SET PROBLEM: Each entry that follows must be output without any deviation.

━━━━━━━━━━━━━━━━━━━━━━━━━━━━━━

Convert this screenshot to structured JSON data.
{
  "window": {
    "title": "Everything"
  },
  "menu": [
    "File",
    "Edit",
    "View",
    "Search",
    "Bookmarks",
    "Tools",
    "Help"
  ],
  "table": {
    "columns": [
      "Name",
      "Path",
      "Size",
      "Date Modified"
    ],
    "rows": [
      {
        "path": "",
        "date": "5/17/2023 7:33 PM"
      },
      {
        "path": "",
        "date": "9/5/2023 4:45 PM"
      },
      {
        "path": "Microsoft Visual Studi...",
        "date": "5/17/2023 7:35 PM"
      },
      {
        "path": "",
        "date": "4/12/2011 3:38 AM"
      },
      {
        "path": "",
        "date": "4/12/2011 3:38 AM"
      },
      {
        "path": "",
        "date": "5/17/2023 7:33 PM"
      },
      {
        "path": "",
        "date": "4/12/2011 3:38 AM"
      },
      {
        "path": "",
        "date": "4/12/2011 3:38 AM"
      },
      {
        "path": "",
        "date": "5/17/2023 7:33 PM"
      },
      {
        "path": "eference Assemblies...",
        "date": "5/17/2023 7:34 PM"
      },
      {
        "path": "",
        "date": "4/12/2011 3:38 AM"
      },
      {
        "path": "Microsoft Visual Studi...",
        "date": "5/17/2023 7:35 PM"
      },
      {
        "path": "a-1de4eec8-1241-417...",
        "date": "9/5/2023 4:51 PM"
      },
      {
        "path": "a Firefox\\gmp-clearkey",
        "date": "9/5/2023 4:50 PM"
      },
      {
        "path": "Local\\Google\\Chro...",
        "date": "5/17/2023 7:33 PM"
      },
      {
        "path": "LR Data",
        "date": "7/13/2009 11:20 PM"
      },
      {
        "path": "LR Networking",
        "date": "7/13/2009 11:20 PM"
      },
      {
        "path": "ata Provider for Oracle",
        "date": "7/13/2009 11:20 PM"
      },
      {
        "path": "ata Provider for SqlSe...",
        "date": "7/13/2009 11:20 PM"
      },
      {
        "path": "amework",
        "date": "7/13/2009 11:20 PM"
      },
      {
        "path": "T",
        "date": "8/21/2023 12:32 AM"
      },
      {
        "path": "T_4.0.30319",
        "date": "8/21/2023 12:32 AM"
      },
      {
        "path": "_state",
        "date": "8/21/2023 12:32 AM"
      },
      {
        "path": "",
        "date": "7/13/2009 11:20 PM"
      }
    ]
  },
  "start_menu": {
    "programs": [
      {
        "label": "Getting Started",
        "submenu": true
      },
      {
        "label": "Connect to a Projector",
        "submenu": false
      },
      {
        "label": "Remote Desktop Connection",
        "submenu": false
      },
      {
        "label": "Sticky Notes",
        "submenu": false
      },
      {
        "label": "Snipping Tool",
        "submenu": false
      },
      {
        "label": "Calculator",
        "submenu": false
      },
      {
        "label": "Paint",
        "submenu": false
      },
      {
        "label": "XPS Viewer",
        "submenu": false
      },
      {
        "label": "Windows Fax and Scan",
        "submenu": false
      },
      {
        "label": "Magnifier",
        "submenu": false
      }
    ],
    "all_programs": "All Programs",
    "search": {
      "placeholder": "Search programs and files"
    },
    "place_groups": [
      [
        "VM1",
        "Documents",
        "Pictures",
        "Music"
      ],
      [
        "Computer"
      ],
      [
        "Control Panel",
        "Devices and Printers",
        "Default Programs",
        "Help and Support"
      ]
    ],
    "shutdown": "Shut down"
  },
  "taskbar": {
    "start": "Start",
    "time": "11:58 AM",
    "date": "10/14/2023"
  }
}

━━━━━━━━━━━━━━━━━━━━━━━━━━━━━━

ANSWER IN FULL:
Convert this screenshot to structured JSON data.
{
  "window": {
    "title": "Everything"
  },
  "menu": [
    "File",
    "Edit",
    "View",
    "Search",
    "Bookmarks",
    "Tools",
    "Help"
  ],
  "table": {
    "columns": [
      "Name",
      "Path",
      "Size",
      "Date Modified"
    ],
    "rows": [
      {
        "path": "",
        "date": "5/17/2023 7:33 PM"
      },
      {
        "path": "",
        "date": "9/5/2023 4:45 PM"
      },
      {
        "path": "Microsoft Visual Studi...",
        "date": "5/17/2023 7:35 PM"
      },
      {
        "path": "",
        "date": "4/12/2011 3:38 AM"
      },
      {
        "path": "",
        "date": "4/12/2011 3:38 AM"
      },
      {
        "path": "",
        "date": "5/17/2023 7:33 PM"
      },
      {
        "path": "",
        "date": "4/12/2011 3:38 AM"
      },
      {
        "path": "",
        "date": "4/12/2011 3:38 AM"
      },
      {
        "path": "",
        "date": "5/17/2023 7:33 PM"
      },
      {
        "path": "eference Assemblies...",
        "date": "5/17/2023 7:34 PM"
      },
      {
        "path": "",
        "date": "4/12/2011 3:38 AM"
      },
      {
        "path": "Microsoft Visual Studi...",
        "date": "5/17/2023 7:35 PM"
      },
      {
        "path": "a-1de4eec8-1241-417...",
        "date": "9/5/2023 4:51 PM"
      },
      {
        "path": "a Firefox\\gmp-clearkey",
        "date": "9/5/2023 4:50 PM"
      },
      {
        "path": "Local\\Google\\Chro...",
        "date": "5/17/2023 7:33 PM"
      },
      {
        "path": "LR Data",
        "date": "7/13/2009 11:20 PM"
      },
      {
        "path": "LR Networking",
        "date": "7/13/2009 11:20 PM"
      },
      {
        "path": "ata Provider for Oracle",
        "date": "7/13/2009 11:20 PM"
      },
      {
        "path": "ata Provider for SqlSe...",
        "date": "7/13/2009 11:20 PM"
      },
      {
        "path": "amework",
        "date": "7/13/2009 11:20 PM"
      },
      {
        "path": "T",
        "date": "8/21/2023 12:32 AM"
      },
      {
        "path": "T_4.0.30319",
        "date": "8/21/2023 12:32 AM"
      },
      {
        "path": "_state",
        "date": "8/21/2023 12:32 AM"
      },
      {
        "path": "",
        "date": "7/13/2009 11:20 PM"
      }
    ]
  },
  "start_menu": {
    "programs": [
      {
        "label": "Getting Started",
        "submenu": true
      },
      {
        "label": "Connect to a Projector",
        "submenu": false
      },
      {
        "label": "Remote Desktop Connection",
        "submenu": false
      },
      {
        "label": "Sticky Notes",
        "submenu": false
      },
      {
        "label": "Snipping Tool",
        "submenu": false
      },
      {
        "label": "Calculator",
        "submenu": false
      },
      {
        "label": "Paint",
        "submenu": false
      },
      {
        "label": "XPS Viewer",
        "submenu": false
      },
      {
        "label": "Windows Fax and Scan",
        "submenu": false
      },
      {
        "label": "Magnifier",
        "submenu": false
      }
    ],
    "all_programs": "All Programs",
    "search": {
      "placeholder": "Search programs and files"
    },
    "place_groups": [
      [
        "VM1",
        "Documents",
        "Pictures",
        "Music"
      ],
      [
        "Computer"
      ],
      [
        "Control Panel",
        "Devices and Printers",
        "Default Programs",
        "Help and Support"
      ]
    ],
    "shutdown": "Shut down"
  },
  "taskbar": {
    "start": "Start",
    "time": "11:58 AM",
    "date": "10/14/2023"
  }
}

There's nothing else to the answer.